THE INPUT.
══════════════════════════════
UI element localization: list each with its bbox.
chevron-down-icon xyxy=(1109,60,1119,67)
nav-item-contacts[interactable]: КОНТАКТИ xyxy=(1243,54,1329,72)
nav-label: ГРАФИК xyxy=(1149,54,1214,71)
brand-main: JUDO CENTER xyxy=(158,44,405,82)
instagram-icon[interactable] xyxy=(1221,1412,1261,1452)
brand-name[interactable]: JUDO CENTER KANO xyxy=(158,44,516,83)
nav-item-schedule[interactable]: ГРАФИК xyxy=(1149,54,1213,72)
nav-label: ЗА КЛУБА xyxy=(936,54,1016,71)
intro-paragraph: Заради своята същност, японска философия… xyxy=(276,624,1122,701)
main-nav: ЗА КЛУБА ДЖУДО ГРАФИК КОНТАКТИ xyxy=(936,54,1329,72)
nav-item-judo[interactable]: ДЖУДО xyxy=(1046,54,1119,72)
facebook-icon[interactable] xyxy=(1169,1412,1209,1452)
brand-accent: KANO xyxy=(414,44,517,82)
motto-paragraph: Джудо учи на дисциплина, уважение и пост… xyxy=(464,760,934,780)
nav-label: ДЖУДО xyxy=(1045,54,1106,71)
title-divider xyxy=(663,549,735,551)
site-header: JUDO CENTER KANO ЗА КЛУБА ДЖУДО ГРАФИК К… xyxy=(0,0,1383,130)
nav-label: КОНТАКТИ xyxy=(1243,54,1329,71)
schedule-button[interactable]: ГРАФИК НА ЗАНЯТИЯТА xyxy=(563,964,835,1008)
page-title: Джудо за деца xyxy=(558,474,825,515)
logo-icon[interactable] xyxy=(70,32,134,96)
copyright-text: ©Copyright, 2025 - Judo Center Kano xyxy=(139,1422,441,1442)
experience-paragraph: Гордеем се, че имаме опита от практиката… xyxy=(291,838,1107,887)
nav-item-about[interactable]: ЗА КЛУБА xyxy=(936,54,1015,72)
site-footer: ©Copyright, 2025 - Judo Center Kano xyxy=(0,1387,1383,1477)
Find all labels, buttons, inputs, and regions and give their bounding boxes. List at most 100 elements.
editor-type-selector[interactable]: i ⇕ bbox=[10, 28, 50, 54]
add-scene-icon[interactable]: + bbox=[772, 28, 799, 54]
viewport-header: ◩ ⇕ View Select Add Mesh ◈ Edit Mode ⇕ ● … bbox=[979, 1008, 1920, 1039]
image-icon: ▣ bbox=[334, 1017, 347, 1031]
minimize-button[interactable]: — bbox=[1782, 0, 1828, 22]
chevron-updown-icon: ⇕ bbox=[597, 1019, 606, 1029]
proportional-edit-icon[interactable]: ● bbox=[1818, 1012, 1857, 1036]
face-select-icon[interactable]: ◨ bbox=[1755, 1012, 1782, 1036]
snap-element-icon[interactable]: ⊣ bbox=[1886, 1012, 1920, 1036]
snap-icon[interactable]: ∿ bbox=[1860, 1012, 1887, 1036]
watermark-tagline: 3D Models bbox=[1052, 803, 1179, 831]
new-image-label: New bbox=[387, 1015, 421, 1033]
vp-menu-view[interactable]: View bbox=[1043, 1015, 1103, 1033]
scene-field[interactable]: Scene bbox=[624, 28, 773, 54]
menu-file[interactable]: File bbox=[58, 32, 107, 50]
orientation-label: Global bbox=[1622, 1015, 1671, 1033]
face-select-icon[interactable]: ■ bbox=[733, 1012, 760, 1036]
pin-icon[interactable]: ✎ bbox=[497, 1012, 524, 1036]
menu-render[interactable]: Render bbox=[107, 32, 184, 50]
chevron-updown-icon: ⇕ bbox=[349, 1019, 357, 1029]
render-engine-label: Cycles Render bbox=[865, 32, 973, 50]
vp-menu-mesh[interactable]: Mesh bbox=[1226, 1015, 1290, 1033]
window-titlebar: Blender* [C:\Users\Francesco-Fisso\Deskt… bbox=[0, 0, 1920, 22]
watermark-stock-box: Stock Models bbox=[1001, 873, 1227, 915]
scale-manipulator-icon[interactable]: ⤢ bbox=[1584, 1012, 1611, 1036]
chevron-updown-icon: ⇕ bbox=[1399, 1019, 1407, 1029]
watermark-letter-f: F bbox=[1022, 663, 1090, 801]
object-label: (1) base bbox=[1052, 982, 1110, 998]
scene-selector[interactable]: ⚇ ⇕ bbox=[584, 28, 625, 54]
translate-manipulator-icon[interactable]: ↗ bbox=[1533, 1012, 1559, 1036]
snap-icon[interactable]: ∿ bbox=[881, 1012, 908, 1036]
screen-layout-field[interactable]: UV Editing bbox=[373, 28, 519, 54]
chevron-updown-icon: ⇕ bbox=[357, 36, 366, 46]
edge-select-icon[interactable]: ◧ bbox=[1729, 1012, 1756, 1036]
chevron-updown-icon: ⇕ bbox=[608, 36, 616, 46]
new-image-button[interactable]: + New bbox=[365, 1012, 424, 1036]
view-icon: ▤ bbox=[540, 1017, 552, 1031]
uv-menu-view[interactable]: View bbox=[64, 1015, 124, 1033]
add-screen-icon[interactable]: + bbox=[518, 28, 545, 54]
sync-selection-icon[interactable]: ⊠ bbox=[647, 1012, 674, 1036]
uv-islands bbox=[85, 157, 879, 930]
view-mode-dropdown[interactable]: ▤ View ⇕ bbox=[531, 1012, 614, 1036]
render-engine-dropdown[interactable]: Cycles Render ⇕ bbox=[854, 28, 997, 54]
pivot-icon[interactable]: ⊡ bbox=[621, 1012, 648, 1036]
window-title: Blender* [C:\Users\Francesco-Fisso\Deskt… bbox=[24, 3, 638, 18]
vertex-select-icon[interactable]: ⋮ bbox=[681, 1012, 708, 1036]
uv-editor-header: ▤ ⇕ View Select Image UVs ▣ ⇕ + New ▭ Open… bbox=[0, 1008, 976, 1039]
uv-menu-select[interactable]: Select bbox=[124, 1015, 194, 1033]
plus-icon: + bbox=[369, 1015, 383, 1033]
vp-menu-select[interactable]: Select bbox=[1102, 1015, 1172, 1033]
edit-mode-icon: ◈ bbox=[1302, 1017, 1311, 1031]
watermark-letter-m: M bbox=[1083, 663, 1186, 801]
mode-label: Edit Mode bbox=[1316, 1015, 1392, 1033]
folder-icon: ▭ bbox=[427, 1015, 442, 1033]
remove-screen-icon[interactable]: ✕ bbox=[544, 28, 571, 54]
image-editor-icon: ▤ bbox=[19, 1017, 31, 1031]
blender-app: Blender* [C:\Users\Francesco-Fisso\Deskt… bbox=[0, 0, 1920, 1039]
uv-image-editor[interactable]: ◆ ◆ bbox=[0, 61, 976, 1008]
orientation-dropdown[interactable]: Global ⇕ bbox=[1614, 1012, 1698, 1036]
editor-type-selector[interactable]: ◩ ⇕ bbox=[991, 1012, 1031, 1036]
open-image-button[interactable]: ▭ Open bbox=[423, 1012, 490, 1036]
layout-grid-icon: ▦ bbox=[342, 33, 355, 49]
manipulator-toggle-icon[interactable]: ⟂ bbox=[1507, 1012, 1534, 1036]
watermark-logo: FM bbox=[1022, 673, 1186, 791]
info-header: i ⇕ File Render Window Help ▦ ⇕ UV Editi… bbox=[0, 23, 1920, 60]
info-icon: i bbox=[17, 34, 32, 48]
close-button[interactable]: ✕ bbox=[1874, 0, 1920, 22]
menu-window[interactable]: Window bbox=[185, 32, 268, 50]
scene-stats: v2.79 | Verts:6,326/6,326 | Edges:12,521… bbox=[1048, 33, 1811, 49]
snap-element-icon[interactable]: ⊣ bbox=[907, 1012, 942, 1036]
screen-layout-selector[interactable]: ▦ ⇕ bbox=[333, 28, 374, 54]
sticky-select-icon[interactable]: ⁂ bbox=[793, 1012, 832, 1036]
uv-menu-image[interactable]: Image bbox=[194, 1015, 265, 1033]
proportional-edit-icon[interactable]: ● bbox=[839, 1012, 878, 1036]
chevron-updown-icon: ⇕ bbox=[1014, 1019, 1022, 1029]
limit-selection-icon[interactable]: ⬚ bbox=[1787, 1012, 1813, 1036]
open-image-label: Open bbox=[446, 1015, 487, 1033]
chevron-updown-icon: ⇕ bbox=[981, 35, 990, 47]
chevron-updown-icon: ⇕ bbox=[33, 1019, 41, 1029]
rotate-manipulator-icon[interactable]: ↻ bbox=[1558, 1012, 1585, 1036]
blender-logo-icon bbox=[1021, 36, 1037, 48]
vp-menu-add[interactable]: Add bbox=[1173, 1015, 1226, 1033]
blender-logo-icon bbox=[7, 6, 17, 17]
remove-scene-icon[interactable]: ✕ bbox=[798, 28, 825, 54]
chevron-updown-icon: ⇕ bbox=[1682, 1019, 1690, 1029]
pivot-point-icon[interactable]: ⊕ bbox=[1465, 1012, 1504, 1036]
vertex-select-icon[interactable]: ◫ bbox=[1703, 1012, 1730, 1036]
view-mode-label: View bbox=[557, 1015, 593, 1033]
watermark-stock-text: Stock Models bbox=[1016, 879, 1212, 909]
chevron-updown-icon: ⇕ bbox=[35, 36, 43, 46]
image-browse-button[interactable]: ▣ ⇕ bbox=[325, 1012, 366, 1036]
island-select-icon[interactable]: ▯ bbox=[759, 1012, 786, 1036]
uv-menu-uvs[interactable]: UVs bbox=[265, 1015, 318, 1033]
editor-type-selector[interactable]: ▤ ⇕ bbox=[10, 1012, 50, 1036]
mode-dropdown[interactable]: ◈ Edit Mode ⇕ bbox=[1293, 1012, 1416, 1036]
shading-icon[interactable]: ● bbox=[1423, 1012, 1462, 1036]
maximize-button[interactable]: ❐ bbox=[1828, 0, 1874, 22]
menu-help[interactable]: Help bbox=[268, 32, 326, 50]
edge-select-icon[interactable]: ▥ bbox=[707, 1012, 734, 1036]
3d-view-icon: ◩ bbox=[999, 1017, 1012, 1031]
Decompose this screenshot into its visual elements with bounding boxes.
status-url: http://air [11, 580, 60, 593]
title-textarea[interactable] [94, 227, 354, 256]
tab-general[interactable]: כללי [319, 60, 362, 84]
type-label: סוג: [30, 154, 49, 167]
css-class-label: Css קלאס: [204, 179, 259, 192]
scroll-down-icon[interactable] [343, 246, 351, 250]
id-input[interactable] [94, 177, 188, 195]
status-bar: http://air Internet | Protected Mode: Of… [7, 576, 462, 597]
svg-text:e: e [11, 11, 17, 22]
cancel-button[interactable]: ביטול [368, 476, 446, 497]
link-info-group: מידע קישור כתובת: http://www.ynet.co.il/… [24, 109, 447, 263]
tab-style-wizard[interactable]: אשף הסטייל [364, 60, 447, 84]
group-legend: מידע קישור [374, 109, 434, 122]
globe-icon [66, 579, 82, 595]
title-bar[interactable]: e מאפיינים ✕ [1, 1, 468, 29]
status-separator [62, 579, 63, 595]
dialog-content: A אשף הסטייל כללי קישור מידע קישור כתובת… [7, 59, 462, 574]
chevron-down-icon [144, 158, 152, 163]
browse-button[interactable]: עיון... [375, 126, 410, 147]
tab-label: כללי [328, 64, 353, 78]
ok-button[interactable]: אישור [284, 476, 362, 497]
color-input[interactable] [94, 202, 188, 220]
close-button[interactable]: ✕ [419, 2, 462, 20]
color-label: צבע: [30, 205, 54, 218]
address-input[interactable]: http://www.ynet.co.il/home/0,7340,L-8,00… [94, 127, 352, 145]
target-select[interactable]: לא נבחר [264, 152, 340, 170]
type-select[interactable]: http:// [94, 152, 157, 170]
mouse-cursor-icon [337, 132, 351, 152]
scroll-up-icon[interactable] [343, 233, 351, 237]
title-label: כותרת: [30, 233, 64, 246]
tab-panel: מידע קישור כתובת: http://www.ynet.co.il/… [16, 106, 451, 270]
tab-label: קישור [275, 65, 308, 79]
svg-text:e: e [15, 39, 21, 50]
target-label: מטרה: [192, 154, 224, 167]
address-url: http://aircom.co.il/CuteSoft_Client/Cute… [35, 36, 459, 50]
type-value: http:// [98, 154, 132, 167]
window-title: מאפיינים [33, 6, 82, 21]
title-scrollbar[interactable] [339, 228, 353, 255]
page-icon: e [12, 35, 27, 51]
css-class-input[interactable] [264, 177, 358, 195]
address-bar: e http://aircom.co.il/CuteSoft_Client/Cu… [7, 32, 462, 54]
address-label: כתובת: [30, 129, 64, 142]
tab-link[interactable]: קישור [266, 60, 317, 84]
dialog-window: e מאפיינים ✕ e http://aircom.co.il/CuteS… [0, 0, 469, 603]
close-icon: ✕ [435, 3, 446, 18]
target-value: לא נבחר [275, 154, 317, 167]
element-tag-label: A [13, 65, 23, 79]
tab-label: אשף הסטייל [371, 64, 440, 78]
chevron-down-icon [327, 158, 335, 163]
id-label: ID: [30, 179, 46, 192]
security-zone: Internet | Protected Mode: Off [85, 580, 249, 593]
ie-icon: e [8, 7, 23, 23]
══════════════════════════════
PROBLEM STATEMENT. Copy out the data word for word, from its very first line through the line that contains "site-header: JUDO CENTER", and include both of those lines.

COMPLETE ANSWER.
UI element localization: list each with its bbox.
chevron-down-icon xyxy=(1109,60,1119,67)
nav-item-contacts[interactable]: КОНТАКТИ xyxy=(1243,54,1329,72)
nav-label: ГРАФИК xyxy=(1149,54,1214,71)
brand-main: JUDO CENTER xyxy=(158,44,405,82)
instagram-icon[interactable] xyxy=(1221,1412,1261,1452)
brand-name[interactable]: JUDO CENTER KANO xyxy=(158,44,516,83)
nav-item-schedule[interactable]: ГРАФИК xyxy=(1149,54,1213,72)
nav-label: ЗА КЛУБА xyxy=(936,54,1016,71)
intro-paragraph: Заради своята същност, японска философия… xyxy=(276,624,1122,701)
main-nav: ЗА КЛУБА ДЖУДО ГРАФИК КОНТАКТИ xyxy=(936,54,1329,72)
nav-item-judo[interactable]: ДЖУДО xyxy=(1046,54,1119,72)
facebook-icon[interactable] xyxy=(1169,1412,1209,1452)
brand-accent: KANO xyxy=(414,44,517,82)
motto-paragraph: Джудо учи на дисциплина, уважение и пост… xyxy=(464,760,934,780)
nav-label: ДЖУДО xyxy=(1045,54,1106,71)
title-divider xyxy=(663,549,735,551)
site-header: JUDO CENTER KANO ЗА КЛУБА ДЖУДО ГРАФИК К… xyxy=(0,0,1383,130)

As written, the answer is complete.